┌─ LISTED ENTRIES
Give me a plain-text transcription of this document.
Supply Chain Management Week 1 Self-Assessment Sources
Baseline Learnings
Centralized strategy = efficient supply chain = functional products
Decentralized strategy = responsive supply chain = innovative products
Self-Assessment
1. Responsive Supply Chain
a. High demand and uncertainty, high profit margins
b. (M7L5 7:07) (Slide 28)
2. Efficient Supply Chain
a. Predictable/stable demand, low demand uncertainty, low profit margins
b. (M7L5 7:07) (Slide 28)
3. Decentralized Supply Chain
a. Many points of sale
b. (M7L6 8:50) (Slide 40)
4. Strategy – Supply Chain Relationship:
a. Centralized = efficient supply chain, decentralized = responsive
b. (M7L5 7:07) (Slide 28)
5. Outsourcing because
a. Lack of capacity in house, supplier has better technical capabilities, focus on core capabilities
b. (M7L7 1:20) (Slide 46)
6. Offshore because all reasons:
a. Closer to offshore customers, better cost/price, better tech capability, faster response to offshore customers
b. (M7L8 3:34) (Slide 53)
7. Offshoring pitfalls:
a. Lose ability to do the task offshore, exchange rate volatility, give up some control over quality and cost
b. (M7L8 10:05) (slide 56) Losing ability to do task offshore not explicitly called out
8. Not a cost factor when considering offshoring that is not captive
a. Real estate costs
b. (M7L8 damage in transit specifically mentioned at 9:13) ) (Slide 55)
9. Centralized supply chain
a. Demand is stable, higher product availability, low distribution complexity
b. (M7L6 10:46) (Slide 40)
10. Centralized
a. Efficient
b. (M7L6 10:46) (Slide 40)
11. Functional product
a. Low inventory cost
└─
Write out every record, exactly as written.

Give me a plain-text transcription of this document.
Supply Chain Management Week 1 Self-Assessment Sources
Baseline Learnings
Centralized strategy = efficient supply chain = functional products
Decentralized strategy = responsive supply chain = innovative products
Self-Assessment
1. Responsive Supply Chain
a. High demand and uncertainty, high profit margins
b. (M7L5 7:07) (Slide 28)
2. Efficient Supply Chain
a. Predictable/stable demand, low demand uncertainty, low profit margins
b. (M7L5 7:07) (Slide 28)
3. Decentralized Supply Chain
a. Many points of sale
b. (M7L6 8:50) (Slide 40)
4. Strategy – Supply Chain Relationship:
a. Centralized = efficient supply chain, decentralized = responsive
b. (M7L5 7:07) (Slide 28)
5. Outsourcing because
a. Lack of capacity in house, supplier has better technical capabilities, focus on core capabilities
b. (M7L7 1:20) (Slide 46)
6. Offshore because all reasons:
a. Closer to offshore customers, better cost/price, better tech capability, faster response to offshore customers
b. (M7L8 3:34) (Slide 53)
7. Offshoring pitfalls:
a. Lose ability to do the task offshore, exchange rate volatility, give up some control over quality and cost
b. (M7L8 10:05) (slide 56) Losing ability to do task offshore not explicitly called out
8. Not a cost factor when considering offshoring that is not captive
a. Real estate costs
b. (M7L8 damage in transit specifically mentioned at 9:13) ) (Slide 55)
9. Centralized supply chain
a. Demand is stable, higher product availability, low distribution complexity
b. (M7L6 10:46) (Slide 40)
10. Centralized
a. Efficient
b. (M7L6 10:46) (Slide 40)
11. Functional product
a. Low inventory cost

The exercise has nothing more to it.